### [DESCRIPTION OF THE TASK]
Can you write out all the lines word for word, with no pictures?

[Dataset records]
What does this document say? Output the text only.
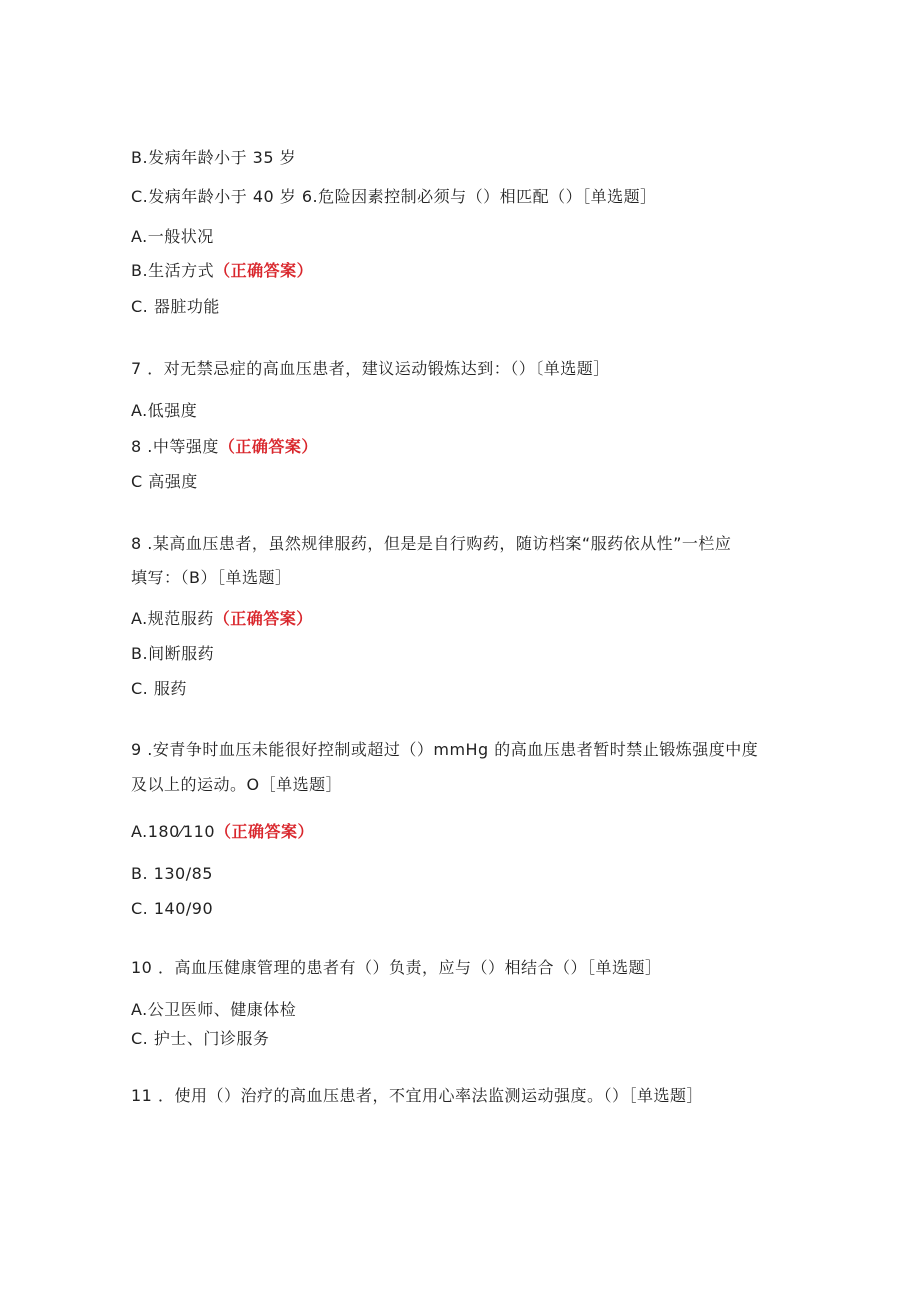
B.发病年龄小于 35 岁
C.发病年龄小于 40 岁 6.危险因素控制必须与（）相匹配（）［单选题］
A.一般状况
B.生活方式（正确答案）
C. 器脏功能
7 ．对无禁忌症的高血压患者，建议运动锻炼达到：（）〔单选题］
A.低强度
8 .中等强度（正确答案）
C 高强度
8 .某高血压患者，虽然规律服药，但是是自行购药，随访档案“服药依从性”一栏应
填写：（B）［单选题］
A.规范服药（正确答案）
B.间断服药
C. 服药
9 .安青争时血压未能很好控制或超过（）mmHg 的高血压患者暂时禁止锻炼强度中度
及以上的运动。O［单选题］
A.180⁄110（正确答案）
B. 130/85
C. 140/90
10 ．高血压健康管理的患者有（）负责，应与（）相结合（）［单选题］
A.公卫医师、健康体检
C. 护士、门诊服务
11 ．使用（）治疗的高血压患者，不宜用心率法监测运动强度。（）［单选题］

### [THE COMPLETED TASK]
What does this document say? Output the text only.
B.发病年龄小于 35 岁
C.发病年龄小于 40 岁 6.危险因素控制必须与（）相匹配（）［单选题］
A.一般状况
B.生活方式（正确答案）
C. 器脏功能
7 ．对无禁忌症的高血压患者，建议运动锻炼达到：（）〔单选题］
A.低强度
8 .中等强度（正确答案）
C 高强度
8 .某高血压患者，虽然规律服药，但是是自行购药，随访档案“服药依从性”一栏应
填写：（B）［单选题］
A.规范服药（正确答案）
B.间断服药
C. 服药
9 .安青争时血压未能很好控制或超过（）mmHg 的高血压患者暂时禁止锻炼强度中度
及以上的运动。O［单选题］
A.180⁄110（正确答案）
B. 130/85
C. 140/90
10 ．高血压健康管理的患者有（）负责，应与（）相结合（）［单选题］
A.公卫医师、健康体检
C. 护士、门诊服务
11 ．使用（）治疗的高血压患者，不宜用心率法监测运动强度。（）［单选题］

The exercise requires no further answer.